___ Data shown ___

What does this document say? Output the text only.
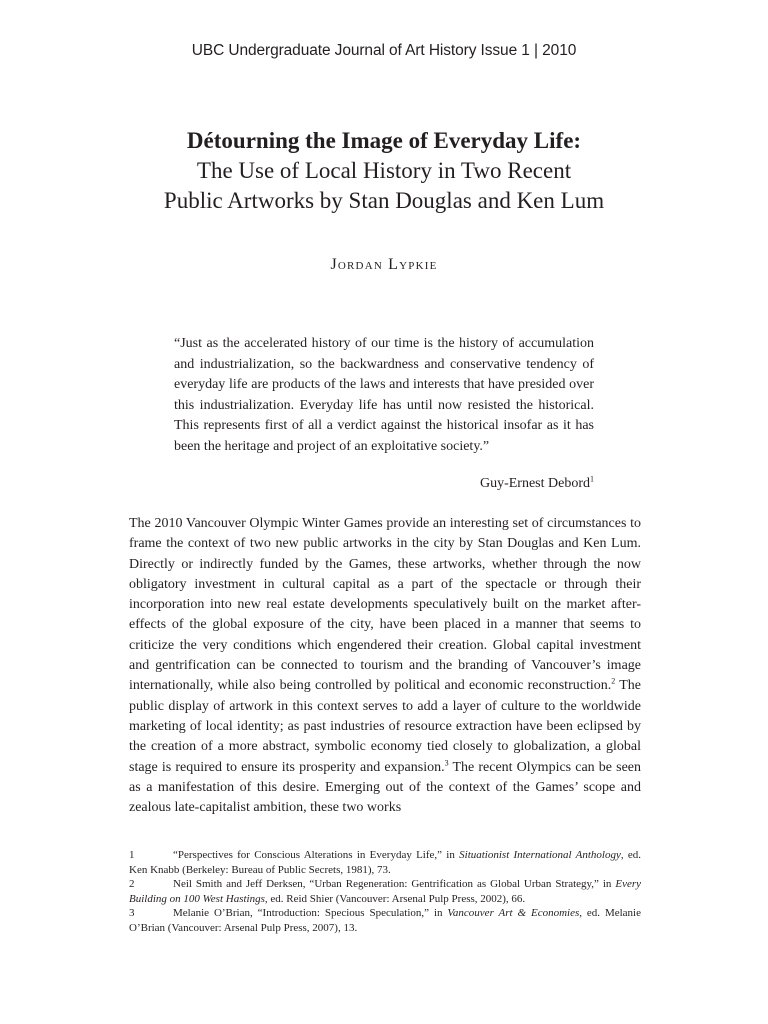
UBC Undergraduate Journal of Art History Issue 1 | 2010
Détourning the Image of Everyday Life:
The Use of Local History in Two Recent
Public Artworks by Stan Douglas and Ken Lum
Jordan Lypkie

“Just as the accelerated history of our time is the history of accumulation and industrialization, so the backwardness and conservative tendency of everyday life are products of the laws and interests that have presided over this industrialization. Everyday life has until now resisted the historical. This represents first of all a verdict against the historical insofar as it has been the heritage and project of an exploitative society.”

Guy-Ernest Debord$^1$

The 2010 Vancouver Olympic Winter Games provide an interesting set of circumstances to frame the context of two new public artworks in the city by Stan Douglas and Ken Lum. Directly or indirectly funded by the Games, these artworks, whether through the now obligatory investment in cultural capital as a part of the spectacle or through their incorporation into new real estate developments speculatively built on the market after-effects of the global exposure of the city, have been placed in a manner that seems to criticize the very conditions which engendered their creation. Global capital investment and gentrification can be connected to tourism and the branding of Vancouver’s image internationally, while also being controlled by political and economic reconstruction.$^2$ The public display of artwork in this context serves to add a layer of culture to the worldwide marketing of local identity; as past industries of resource extraction have been eclipsed by the creation of a more abstract, symbolic economy tied closely to globalization, a global stage is required to ensure its prosperity and expansion.$^3$ The recent Olympics can be seen as a manifestation of this desire. Emerging out of the context of the Games’ scope and zealous late-capitalist ambition, these two works

1	“Perspectives for Conscious Alterations in Everyday Life,” in Situationist International Anthology, ed. Ken Knabb (Berkeley: Bureau of Public Secrets, 1981), 73.

2	Neil Smith and Jeff Derksen, “Urban Regeneration: Gentrification as Global Urban Strategy,” in Every Building on 100 West Hastings, ed. Reid Shier (Vancouver: Arsenal Pulp Press, 2002), 66.

3	Melanie O’Brian, “Introduction: Specious Speculation,” in Vancouver Art & Economies, ed. Melanie O’Brian (Vancouver: Arsenal Pulp Press, 2007), 13.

___

The records above are to be quoted exactly, with all pictures left out.

What does this document say? Output the text only.
UBC Undergraduate Journal of Art History Issue 1 | 2010
Détourning the Image of Everyday Life:
The Use of Local History in Two Recent
Public Artworks by Stan Douglas and Ken Lum
Jordan Lypkie

“Just as the accelerated history of our time is the history of accumulation and industrialization, so the backwardness and conservative tendency of everyday life are products of the laws and interests that have presided over this industrialization. Everyday life has until now resisted the historical. This represents first of all a verdict against the historical insofar as it has been the heritage and project of an exploitative society.”

Guy-Ernest Debord$^1$

The 2010 Vancouver Olympic Winter Games provide an interesting set of circumstances to frame the context of two new public artworks in the city by Stan Douglas and Ken Lum. Directly or indirectly funded by the Games, these artworks, whether through the now obligatory investment in cultural capital as a part of the spectacle or through their incorporation into new real estate developments speculatively built on the market after-effects of the global exposure of the city, have been placed in a manner that seems to criticize the very conditions which engendered their creation. Global capital investment and gentrification can be connected to tourism and the branding of Vancouver’s image internationally, while also being controlled by political and economic reconstruction.$^2$ The public display of artwork in this context serves to add a layer of culture to the worldwide marketing of local identity; as past industries of resource extraction have been eclipsed by the creation of a more abstract, symbolic economy tied closely to globalization, a global stage is required to ensure its prosperity and expansion.$^3$ The recent Olympics can be seen as a manifestation of this desire. Emerging out of the context of the Games’ scope and zealous late-capitalist ambition, these two works

1	“Perspectives for Conscious Alterations in Everyday Life,” in Situationist International Anthology, ed. Ken Knabb (Berkeley: Bureau of Public Secrets, 1981), 73.

2	Neil Smith and Jeff Derksen, “Urban Regeneration: Gentrification as Global Urban Strategy,” in Every Building on 100 West Hastings, ed. Reid Shier (Vancouver: Arsenal Pulp Press, 2002), 66.

3	Melanie O’Brian, “Introduction: Specious Speculation,” in Vancouver Art & Economies, ed. Melanie O’Brian (Vancouver: Arsenal Pulp Press, 2007), 13.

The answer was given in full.